- Problem statement:
Look through the records that follow. Copy every line containing the word "tuần".
BEGIN Entries supplied
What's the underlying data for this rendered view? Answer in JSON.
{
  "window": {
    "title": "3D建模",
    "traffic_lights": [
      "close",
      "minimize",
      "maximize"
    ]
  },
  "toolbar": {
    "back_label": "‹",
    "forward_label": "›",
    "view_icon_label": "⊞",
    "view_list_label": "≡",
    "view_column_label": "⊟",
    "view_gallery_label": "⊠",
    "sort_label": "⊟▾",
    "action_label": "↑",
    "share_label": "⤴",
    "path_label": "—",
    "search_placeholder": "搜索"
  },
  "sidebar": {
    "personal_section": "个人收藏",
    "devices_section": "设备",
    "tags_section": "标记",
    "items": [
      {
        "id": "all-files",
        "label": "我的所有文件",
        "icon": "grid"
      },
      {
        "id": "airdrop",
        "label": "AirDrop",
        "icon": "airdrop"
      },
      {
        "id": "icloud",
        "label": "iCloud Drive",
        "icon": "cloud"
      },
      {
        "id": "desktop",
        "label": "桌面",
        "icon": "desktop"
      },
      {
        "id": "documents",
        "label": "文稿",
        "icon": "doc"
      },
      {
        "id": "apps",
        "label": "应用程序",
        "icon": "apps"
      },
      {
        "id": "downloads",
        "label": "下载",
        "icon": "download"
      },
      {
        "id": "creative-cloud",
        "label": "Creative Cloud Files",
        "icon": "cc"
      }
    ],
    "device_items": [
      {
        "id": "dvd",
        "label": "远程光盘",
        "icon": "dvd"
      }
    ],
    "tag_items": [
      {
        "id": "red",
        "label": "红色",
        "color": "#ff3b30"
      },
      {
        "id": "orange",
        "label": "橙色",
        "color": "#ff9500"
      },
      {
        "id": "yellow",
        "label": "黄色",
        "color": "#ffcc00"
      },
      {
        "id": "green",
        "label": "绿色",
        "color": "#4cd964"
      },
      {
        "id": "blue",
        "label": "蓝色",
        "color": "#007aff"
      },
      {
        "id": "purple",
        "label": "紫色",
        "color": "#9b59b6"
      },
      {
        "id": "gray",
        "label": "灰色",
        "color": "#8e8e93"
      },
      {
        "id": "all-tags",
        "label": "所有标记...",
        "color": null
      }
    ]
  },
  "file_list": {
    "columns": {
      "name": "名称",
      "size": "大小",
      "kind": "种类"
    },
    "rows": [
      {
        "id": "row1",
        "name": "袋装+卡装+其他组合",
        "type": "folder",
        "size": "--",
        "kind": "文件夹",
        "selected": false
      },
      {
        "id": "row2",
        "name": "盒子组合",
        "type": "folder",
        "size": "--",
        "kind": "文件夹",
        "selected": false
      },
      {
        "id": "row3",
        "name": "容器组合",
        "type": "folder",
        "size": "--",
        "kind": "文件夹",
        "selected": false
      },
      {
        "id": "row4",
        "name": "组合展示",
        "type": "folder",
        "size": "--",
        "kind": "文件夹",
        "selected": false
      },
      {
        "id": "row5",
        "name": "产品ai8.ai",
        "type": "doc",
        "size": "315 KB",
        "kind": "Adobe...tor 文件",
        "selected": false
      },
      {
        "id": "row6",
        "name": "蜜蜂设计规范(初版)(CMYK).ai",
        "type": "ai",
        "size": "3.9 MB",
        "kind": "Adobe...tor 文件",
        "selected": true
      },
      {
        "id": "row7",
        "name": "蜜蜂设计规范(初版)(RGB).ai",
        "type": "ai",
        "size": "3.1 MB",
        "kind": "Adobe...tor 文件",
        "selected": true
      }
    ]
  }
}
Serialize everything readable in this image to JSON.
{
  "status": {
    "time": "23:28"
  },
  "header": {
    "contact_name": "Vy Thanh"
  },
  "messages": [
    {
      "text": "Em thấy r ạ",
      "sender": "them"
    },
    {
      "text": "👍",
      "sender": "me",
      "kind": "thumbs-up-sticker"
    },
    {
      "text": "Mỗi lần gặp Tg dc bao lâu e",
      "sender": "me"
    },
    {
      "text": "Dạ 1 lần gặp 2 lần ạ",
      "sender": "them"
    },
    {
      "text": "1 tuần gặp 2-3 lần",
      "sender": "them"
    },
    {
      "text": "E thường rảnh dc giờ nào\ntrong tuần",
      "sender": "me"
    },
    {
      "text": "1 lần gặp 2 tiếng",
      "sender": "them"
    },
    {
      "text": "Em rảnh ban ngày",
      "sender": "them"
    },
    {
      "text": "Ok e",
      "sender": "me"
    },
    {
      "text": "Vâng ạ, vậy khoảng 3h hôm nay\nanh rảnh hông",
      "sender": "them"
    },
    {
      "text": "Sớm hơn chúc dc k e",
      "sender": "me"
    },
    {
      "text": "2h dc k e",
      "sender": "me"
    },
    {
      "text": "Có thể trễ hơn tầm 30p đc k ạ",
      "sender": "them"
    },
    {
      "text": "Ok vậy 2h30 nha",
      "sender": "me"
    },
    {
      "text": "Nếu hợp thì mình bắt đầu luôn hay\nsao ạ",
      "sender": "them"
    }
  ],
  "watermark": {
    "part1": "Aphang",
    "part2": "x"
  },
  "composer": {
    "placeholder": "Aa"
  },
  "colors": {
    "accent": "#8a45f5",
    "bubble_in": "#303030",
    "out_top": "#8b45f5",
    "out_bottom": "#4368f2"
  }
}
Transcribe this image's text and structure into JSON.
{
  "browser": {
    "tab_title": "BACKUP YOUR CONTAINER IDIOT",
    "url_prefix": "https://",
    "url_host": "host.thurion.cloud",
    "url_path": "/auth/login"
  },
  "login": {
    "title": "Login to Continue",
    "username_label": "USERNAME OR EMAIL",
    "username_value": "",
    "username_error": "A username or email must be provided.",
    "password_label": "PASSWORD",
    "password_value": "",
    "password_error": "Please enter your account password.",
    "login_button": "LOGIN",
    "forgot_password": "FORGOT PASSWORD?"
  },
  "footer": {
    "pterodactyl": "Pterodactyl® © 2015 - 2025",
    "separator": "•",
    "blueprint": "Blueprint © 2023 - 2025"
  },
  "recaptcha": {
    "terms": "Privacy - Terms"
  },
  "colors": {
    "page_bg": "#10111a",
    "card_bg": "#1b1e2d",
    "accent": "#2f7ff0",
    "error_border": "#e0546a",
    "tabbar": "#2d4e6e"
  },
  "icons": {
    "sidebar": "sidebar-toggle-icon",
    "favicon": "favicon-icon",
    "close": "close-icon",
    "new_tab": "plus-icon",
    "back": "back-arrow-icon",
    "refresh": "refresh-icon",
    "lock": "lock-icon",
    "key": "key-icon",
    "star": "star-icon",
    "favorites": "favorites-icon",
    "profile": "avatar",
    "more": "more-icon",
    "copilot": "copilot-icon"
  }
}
END Entries supplied
- Exercise result:
      "text": "1 tuần gặp 2-3 lần",
      "text": "E thường rảnh dc giờ nào\ntrong tuần",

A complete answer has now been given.